- **Stored entries**:
--- begin ---

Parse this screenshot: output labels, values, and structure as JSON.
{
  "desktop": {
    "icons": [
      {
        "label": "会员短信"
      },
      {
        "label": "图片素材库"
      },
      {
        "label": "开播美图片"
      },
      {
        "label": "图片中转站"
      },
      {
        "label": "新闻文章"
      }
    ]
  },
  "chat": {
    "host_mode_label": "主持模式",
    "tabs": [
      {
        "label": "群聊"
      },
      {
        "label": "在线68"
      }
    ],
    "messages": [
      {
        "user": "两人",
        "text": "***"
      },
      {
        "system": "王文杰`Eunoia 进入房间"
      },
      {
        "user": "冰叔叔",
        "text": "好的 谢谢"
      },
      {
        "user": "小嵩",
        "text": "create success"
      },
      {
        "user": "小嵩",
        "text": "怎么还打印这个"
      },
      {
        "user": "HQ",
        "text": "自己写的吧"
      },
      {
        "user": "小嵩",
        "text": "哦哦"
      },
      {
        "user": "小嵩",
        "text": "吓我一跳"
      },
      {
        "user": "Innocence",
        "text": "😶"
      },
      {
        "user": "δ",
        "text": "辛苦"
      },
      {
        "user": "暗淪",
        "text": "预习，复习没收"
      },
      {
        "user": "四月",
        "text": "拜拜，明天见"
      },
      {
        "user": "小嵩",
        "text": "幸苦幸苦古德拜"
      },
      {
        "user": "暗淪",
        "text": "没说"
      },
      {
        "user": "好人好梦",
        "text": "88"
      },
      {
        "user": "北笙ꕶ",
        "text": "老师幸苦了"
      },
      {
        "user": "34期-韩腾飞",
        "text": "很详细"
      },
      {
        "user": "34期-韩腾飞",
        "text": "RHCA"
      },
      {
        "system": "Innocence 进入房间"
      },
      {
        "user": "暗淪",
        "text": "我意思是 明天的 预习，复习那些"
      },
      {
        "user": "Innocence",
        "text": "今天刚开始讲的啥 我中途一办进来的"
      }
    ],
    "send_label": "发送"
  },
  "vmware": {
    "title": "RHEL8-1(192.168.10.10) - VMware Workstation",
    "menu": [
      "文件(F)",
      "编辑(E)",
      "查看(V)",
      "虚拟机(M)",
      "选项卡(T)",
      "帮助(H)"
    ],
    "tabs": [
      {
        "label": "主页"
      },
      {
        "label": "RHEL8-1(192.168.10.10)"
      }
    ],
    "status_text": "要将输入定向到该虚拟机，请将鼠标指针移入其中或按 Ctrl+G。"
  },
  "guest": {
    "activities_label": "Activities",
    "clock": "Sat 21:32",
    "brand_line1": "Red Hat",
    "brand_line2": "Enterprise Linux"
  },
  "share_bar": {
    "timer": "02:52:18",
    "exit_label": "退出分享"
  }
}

--- end ---

- **WHAT YOU WILL DO**: Copy out the full material exactly as it appears.

- **TASK OUTPUT**:
Parse this screenshot: output labels, values, and structure as JSON.
{
  "desktop": {
    "icons": [
      {
        "label": "会员短信"
      },
      {
        "label": "图片素材库"
      },
      {
        "label": "开播美图片"
      },
      {
        "label": "图片中转站"
      },
      {
        "label": "新闻文章"
      }
    ]
  },
  "chat": {
    "host_mode_label": "主持模式",
    "tabs": [
      {
        "label": "群聊"
      },
      {
        "label": "在线68"
      }
    ],
    "messages": [
      {
        "user": "两人",
        "text": "***"
      },
      {
        "system": "王文杰`Eunoia 进入房间"
      },
      {
        "user": "冰叔叔",
        "text": "好的 谢谢"
      },
      {
        "user": "小嵩",
        "text": "create success"
      },
      {
        "user": "小嵩",
        "text": "怎么还打印这个"
      },
      {
        "user": "HQ",
        "text": "自己写的吧"
      },
      {
        "user": "小嵩",
        "text": "哦哦"
      },
      {
        "user": "小嵩",
        "text": "吓我一跳"
      },
      {
        "user": "Innocence",
        "text": "😶"
      },
      {
        "user": "δ",
        "text": "辛苦"
      },
      {
        "user": "暗淪",
        "text": "预习，复习没收"
      },
      {
        "user": "四月",
        "text": "拜拜，明天见"
      },
      {
        "user": "小嵩",
        "text": "幸苦幸苦古德拜"
      },
      {
        "user": "暗淪",
        "text": "没说"
      },
      {
        "user": "好人好梦",
        "text": "88"
      },
      {
        "user": "北笙ꕶ",
        "text": "老师幸苦了"
      },
      {
        "user": "34期-韩腾飞",
        "text": "很详细"
      },
      {
        "user": "34期-韩腾飞",
        "text": "RHCA"
      },
      {
        "system": "Innocence 进入房间"
      },
      {
        "user": "暗淪",
        "text": "我意思是 明天的 预习，复习那些"
      },
      {
        "user": "Innocence",
        "text": "今天刚开始讲的啥 我中途一办进来的"
      }
    ],
    "send_label": "发送"
  },
  "vmware": {
    "title": "RHEL8-1(192.168.10.10) - VMware Workstation",
    "menu": [
      "文件(F)",
      "编辑(E)",
      "查看(V)",
      "虚拟机(M)",
      "选项卡(T)",
      "帮助(H)"
    ],
    "tabs": [
      {
        "label": "主页"
      },
      {
        "label": "RHEL8-1(192.168.10.10)"
      }
    ],
    "status_text": "要将输入定向到该虚拟机，请将鼠标指针移入其中或按 Ctrl+G。"
  },
  "guest": {
    "activities_label": "Activities",
    "clock": "Sat 21:32",
    "brand_line1": "Red Hat",
    "brand_line2": "Enterprise Linux"
  },
  "share_bar": {
    "timer": "02:52:18",
    "exit_label": "退出分享"
  }
}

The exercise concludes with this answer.